REQUIRED TASK = Search the data for the word "Surface" and copy every line where it occurs.
Start of INPUT MATERIAL
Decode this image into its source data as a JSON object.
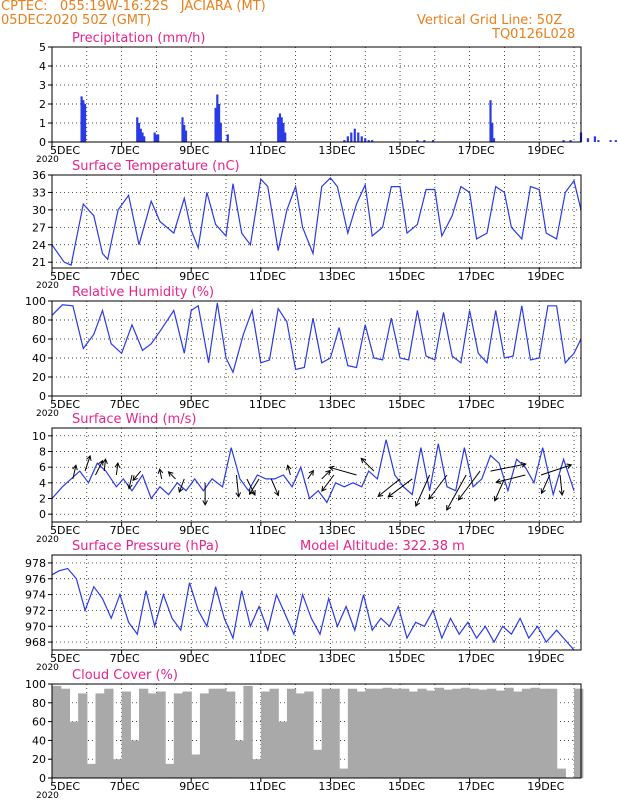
{
  "header": {
    "left_line1": "CPTEC:   055:19W-16:22S   JACIARA (MT)",
    "left_line2": "05DEC2020 50Z (GMT)",
    "right_line1": "Vertical Grid Line: 50Z",
    "right_line2": "TQ0126L028"
  },
  "colors": {
    "title": "#e8238c",
    "header": "#e8801e",
    "line": "#2a3be6",
    "cloud": "#a9a9a9"
  },
  "x_ticks": [
    "5DEC",
    "7DEC",
    "9DEC",
    "11DEC",
    "13DEC",
    "15DEC",
    "17DEC",
    "19DEC"
  ],
  "year_label": "2020",
  "chart_data": [
    {
      "type": "bar",
      "title": "Precipitation (mm/h)",
      "ylim": [
        0,
        5
      ],
      "yticks": [
        0,
        1,
        2,
        3,
        4,
        5
      ],
      "x_unit": "days since 5DEC 00Z",
      "x": [
        0.85,
        0.9,
        0.95,
        2.45,
        2.5,
        2.55,
        2.6,
        2.65,
        2.95,
        3.0,
        3.05,
        3.75,
        3.8,
        3.85,
        4.7,
        4.75,
        4.8,
        4.85,
        5.05,
        6.5,
        6.55,
        6.6,
        6.65,
        6.7,
        8.4,
        8.5,
        8.6,
        8.7,
        8.8,
        8.9,
        9.0,
        9.1,
        9.2,
        10.5,
        10.7,
        10.95,
        12.6,
        12.65,
        12.7,
        14.7,
        14.9,
        15.2,
        15.4,
        15.6,
        15.7,
        16.05,
        16.2,
        16.35,
        16.5,
        16.55,
        16.6,
        17.3,
        17.35,
        17.4,
        17.45,
        17.5,
        17.55,
        17.6,
        17.65,
        18.85
      ],
      "values": [
        2.4,
        2.2,
        2.0,
        1.3,
        1.0,
        0.7,
        0.5,
        0.3,
        0.5,
        0.4,
        0.4,
        1.3,
        0.9,
        0.6,
        1.8,
        2.5,
        2.0,
        1.0,
        0.4,
        1.3,
        1.5,
        1.3,
        1.0,
        0.5,
        0.1,
        0.3,
        0.5,
        0.7,
        0.5,
        0.3,
        0.2,
        0.1,
        0.1,
        0.1,
        0.1,
        0.1,
        2.2,
        1.0,
        0.2,
        0.1,
        0.1,
        0.5,
        0.2,
        0.3,
        0.1,
        0.1,
        0.1,
        0.1,
        1.3,
        2.2,
        0.8,
        0.8,
        0.6,
        0.7,
        0.3,
        0.5,
        0.3,
        0.2,
        0.1,
        1.1
      ]
    },
    {
      "type": "line",
      "title": "Surface Temperature (nC)",
      "ylim": [
        20,
        36
      ],
      "yticks": [
        21,
        24,
        27,
        30,
        33,
        36
      ],
      "x_unit": "days since 5DEC 00Z",
      "x": [
        0.0,
        0.35,
        0.55,
        0.9,
        1.2,
        1.45,
        1.6,
        1.9,
        2.2,
        2.5,
        2.85,
        3.1,
        3.5,
        3.8,
        4.0,
        4.2,
        4.45,
        4.7,
        5.0,
        5.2,
        5.45,
        5.7,
        6.0,
        6.2,
        6.5,
        6.75,
        7.0,
        7.2,
        7.5,
        7.75,
        8.0,
        8.2,
        8.5,
        8.75,
        9.0,
        9.2,
        9.5,
        9.75,
        10.0,
        10.2,
        10.5,
        10.75,
        11.0,
        11.2,
        11.5,
        11.75,
        12.0,
        12.2,
        12.5,
        12.75,
        13.0,
        13.2,
        13.5,
        13.75,
        14.0,
        14.2,
        14.5,
        14.75,
        15.0,
        15.2
      ],
      "values": [
        24.0,
        21.0,
        20.5,
        31.0,
        29.0,
        22.5,
        21.5,
        30.0,
        32.5,
        24.0,
        31.5,
        28.0,
        26.0,
        32.0,
        26.5,
        23.5,
        33.0,
        27.5,
        25.5,
        34.5,
        26.0,
        24.0,
        35.3,
        34.0,
        23.0,
        30.0,
        34.0,
        27.0,
        22.5,
        34.0,
        35.5,
        34.0,
        26.0,
        31.0,
        34.3,
        25.5,
        27.0,
        34.0,
        34.0,
        26.0,
        27.5,
        33.5,
        33.5,
        25.5,
        29.0,
        34.0,
        33.0,
        25.0,
        26.0,
        34.0,
        33.0,
        27.0,
        25.0,
        34.0,
        33.5,
        26.0,
        25.0,
        33.0,
        35.0,
        30.0
      ]
    },
    {
      "type": "line",
      "title": "Relative Humidity (%)",
      "ylim": [
        0,
        100
      ],
      "yticks": [
        0,
        20,
        40,
        60,
        80,
        100
      ],
      "x_unit": "days since 5DEC 00Z",
      "x": [
        0.0,
        0.3,
        0.6,
        0.9,
        1.2,
        1.45,
        1.7,
        2.0,
        2.3,
        2.6,
        2.85,
        3.1,
        3.5,
        3.8,
        4.0,
        4.2,
        4.5,
        4.75,
        5.0,
        5.2,
        5.5,
        5.75,
        6.0,
        6.25,
        6.5,
        6.75,
        7.0,
        7.25,
        7.5,
        7.75,
        8.0,
        8.25,
        8.5,
        8.75,
        9.0,
        9.25,
        9.5,
        9.75,
        10.0,
        10.25,
        10.5,
        10.75,
        11.0,
        11.25,
        11.5,
        11.75,
        12.0,
        12.25,
        12.5,
        12.75,
        13.0,
        13.25,
        13.5,
        13.75,
        14.0,
        14.25,
        14.5,
        14.75,
        15.0,
        15.2
      ],
      "values": [
        85.0,
        96.0,
        95.0,
        50.0,
        65.0,
        90.0,
        55.0,
        45.0,
        75.0,
        48.0,
        55.0,
        68.0,
        90.0,
        45.0,
        90.0,
        95.0,
        35.0,
        98.0,
        40.0,
        25.0,
        65.0,
        90.0,
        35.0,
        38.0,
        92.0,
        78.0,
        28.0,
        30.0,
        82.0,
        35.0,
        40.0,
        72.0,
        32.0,
        30.0,
        75.0,
        40.0,
        38.0,
        82.0,
        40.0,
        38.0,
        90.0,
        42.0,
        38.0,
        88.0,
        42.0,
        35.0,
        90.0,
        45.0,
        35.0,
        90.0,
        40.0,
        42.0,
        95.0,
        38.0,
        40.0,
        95.0,
        95.0,
        35.0,
        45.0,
        60.0
      ]
    },
    {
      "type": "line",
      "title": "Surface Wind (m/s)",
      "ylim": [
        -1,
        11
      ],
      "yticks": [
        0,
        2,
        4,
        6,
        8,
        10
      ],
      "x_unit": "days since 5DEC 00Z",
      "x": [
        0.0,
        0.3,
        0.55,
        0.8,
        1.05,
        1.3,
        1.55,
        1.85,
        2.05,
        2.3,
        2.6,
        2.85,
        3.1,
        3.35,
        3.6,
        3.85,
        4.1,
        4.35,
        4.6,
        4.9,
        5.15,
        5.4,
        5.65,
        5.9,
        6.15,
        6.4,
        6.65,
        6.9,
        7.15,
        7.4,
        7.65,
        7.9,
        8.15,
        8.4,
        8.65,
        8.9,
        9.1,
        9.35,
        9.6,
        9.85,
        10.1,
        10.35,
        10.6,
        10.85,
        11.1,
        11.35,
        11.6,
        11.85,
        12.1,
        12.35,
        12.6,
        12.85,
        13.1,
        13.35,
        13.6,
        13.85,
        14.1,
        14.4,
        14.7,
        15.0
      ],
      "values": [
        2.0,
        3.5,
        4.5,
        5.5,
        4.0,
        6.5,
        5.5,
        3.5,
        4.5,
        3.0,
        5.0,
        2.0,
        3.5,
        2.5,
        4.0,
        3.0,
        4.5,
        3.0,
        4.5,
        3.5,
        8.5,
        4.5,
        3.0,
        5.0,
        4.5,
        4.5,
        5.0,
        3.5,
        6.0,
        2.0,
        3.0,
        1.5,
        4.0,
        3.5,
        4.0,
        3.5,
        5.5,
        4.5,
        9.5,
        5.0,
        3.5,
        2.5,
        8.5,
        3.0,
        9.0,
        3.5,
        3.0,
        8.5,
        3.5,
        4.5,
        7.5,
        6.5,
        3.0,
        7.0,
        6.0,
        4.0,
        8.5,
        2.5,
        7.0,
        3.0
      ]
    },
    {
      "type": "line",
      "title": "Surface Pressure (hPa)",
      "annotation": "Model Altitude: 322.38 m",
      "ylim": [
        967,
        979
      ],
      "yticks": [
        968,
        970,
        972,
        974,
        976,
        978
      ],
      "x_unit": "days since 5DEC 00Z",
      "x": [
        0.0,
        0.2,
        0.45,
        0.7,
        0.95,
        1.2,
        1.45,
        1.7,
        1.95,
        2.2,
        2.45,
        2.7,
        2.95,
        3.2,
        3.45,
        3.7,
        3.95,
        4.2,
        4.45,
        4.7,
        4.95,
        5.2,
        5.45,
        5.7,
        5.95,
        6.2,
        6.45,
        6.7,
        6.95,
        7.2,
        7.45,
        7.7,
        7.95,
        8.2,
        8.45,
        8.7,
        8.95,
        9.2,
        9.45,
        9.7,
        9.95,
        10.2,
        10.45,
        10.7,
        10.95,
        11.2,
        11.45,
        11.7,
        11.95,
        12.2,
        12.45,
        12.7,
        12.95,
        13.2,
        13.45,
        13.7,
        13.95,
        14.2,
        14.5,
        15.0
      ],
      "values": [
        976.5,
        977.0,
        977.3,
        976.0,
        972.0,
        975.0,
        973.5,
        971.0,
        974.0,
        970.5,
        969.0,
        974.5,
        970.0,
        974.0,
        971.0,
        969.5,
        975.5,
        972.0,
        970.0,
        975.0,
        971.0,
        968.5,
        974.5,
        970.0,
        972.5,
        969.5,
        974.0,
        971.5,
        969.0,
        974.0,
        971.0,
        969.0,
        973.5,
        970.0,
        972.5,
        969.5,
        974.0,
        969.5,
        971.0,
        970.0,
        972.5,
        968.5,
        970.5,
        970.0,
        972.0,
        968.5,
        971.0,
        969.0,
        970.5,
        968.5,
        970.0,
        968.0,
        970.0,
        969.0,
        971.0,
        968.5,
        970.0,
        968.0,
        969.5,
        967.0
      ]
    },
    {
      "type": "bar",
      "title": "Cloud Cover (%)",
      "ylim": [
        0,
        100
      ],
      "yticks": [
        0,
        20,
        40,
        60,
        80,
        100
      ],
      "x_unit": "days since 5DEC 00Z",
      "x": [
        0.0,
        0.25,
        0.5,
        0.75,
        1.0,
        1.25,
        1.5,
        1.75,
        2.0,
        2.25,
        2.5,
        2.75,
        3.0,
        3.25,
        3.5,
        3.75,
        4.0,
        4.25,
        4.5,
        4.75,
        5.0,
        5.25,
        5.5,
        5.75,
        6.0,
        6.25,
        6.5,
        6.75,
        7.0,
        7.25,
        7.5,
        7.75,
        8.0,
        8.25,
        8.5,
        8.75,
        9.0,
        9.25,
        9.5,
        9.75,
        10.0,
        10.25,
        10.5,
        10.75,
        11.0,
        11.25,
        11.5,
        11.75,
        12.0,
        12.25,
        12.5,
        12.75,
        13.0,
        13.25,
        13.5,
        13.75,
        14.0,
        14.25,
        14.5,
        15.0
      ],
      "values": [
        98,
        95,
        60,
        90,
        15,
        90,
        95,
        20,
        92,
        40,
        95,
        90,
        92,
        15,
        90,
        92,
        25,
        90,
        95,
        95,
        92,
        40,
        98,
        20,
        92,
        95,
        60,
        95,
        90,
        92,
        30,
        95,
        95,
        10,
        95,
        92,
        95,
        95,
        96,
        95,
        95,
        92,
        95,
        93,
        96,
        94,
        95,
        96,
        95,
        94,
        95,
        93,
        96,
        92,
        95,
        96,
        95,
        95,
        10,
        95
      ]
    }
  ],
  "wind_vectors": {
    "x_unit": "days since 5DEC 00Z",
    "x": [
      0.6,
      0.95,
      1.25,
      1.5,
      1.85,
      2.3,
      2.55,
      3.15,
      3.55,
      3.8,
      4.4,
      5.3,
      5.6,
      5.95,
      6.3,
      6.85,
      7.35,
      7.75,
      8.1,
      8.75,
      9.25,
      10.0,
      10.35,
      10.85,
      11.35,
      11.9,
      12.3,
      12.6,
      13.0,
      13.6,
      14.05,
      14.3,
      14.6
    ],
    "y": [
      4.5,
      5.5,
      5.0,
      5.5,
      5.0,
      5.0,
      5.5,
      4.5,
      4.5,
      4.5,
      4.0,
      5.0,
      4.5,
      4.5,
      4.5,
      5.0,
      4.5,
      4.5,
      5.0,
      5.0,
      5.5,
      4.5,
      4.5,
      5.0,
      5.0,
      5.0,
      5.5,
      5.5,
      4.5,
      5.0,
      5.0,
      5.0,
      5.0
    ],
    "u": [
      0.2,
      0.3,
      0.4,
      0.1,
      0.1,
      -0.2,
      -0.5,
      -0.1,
      -0.5,
      -0.3,
      0.0,
      0.1,
      0.4,
      -0.5,
      0.3,
      -0.2,
      0.4,
      0.5,
      -0.6,
      -0.7,
      -0.5,
      -1.0,
      -0.8,
      -0.4,
      -0.6,
      -0.5,
      -0.6,
      1.0,
      -0.4,
      -1.2,
      0.9,
      -0.4,
      0.1
    ],
    "v": [
      0.9,
      0.9,
      0.8,
      0.9,
      0.8,
      -0.9,
      -0.6,
      0.5,
      0.5,
      -0.8,
      -1.0,
      -1.0,
      -0.8,
      -0.8,
      -0.7,
      0.7,
      0.6,
      0.5,
      -0.8,
      0.2,
      0.5,
      -0.8,
      -0.6,
      -0.9,
      -0.8,
      -0.9,
      -0.8,
      0.2,
      -0.9,
      -0.3,
      0.3,
      -0.9,
      -1.0
    ],
    "length": [
      14,
      16,
      16,
      12,
      12,
      14,
      12,
      10,
      10,
      14,
      22,
      22,
      18,
      18,
      18,
      10,
      10,
      12,
      20,
      28,
      18,
      28,
      30,
      34,
      30,
      40,
      36,
      36,
      24,
      30,
      32,
      20,
      20
    ]
  }
}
End of INPUT MATERIAL
RIGHT ANSWER =
      "title": "Surface Temperature (nC)",
      "title": "Surface Wind (m/s)",
      "title": "Surface Pressure (hPa)",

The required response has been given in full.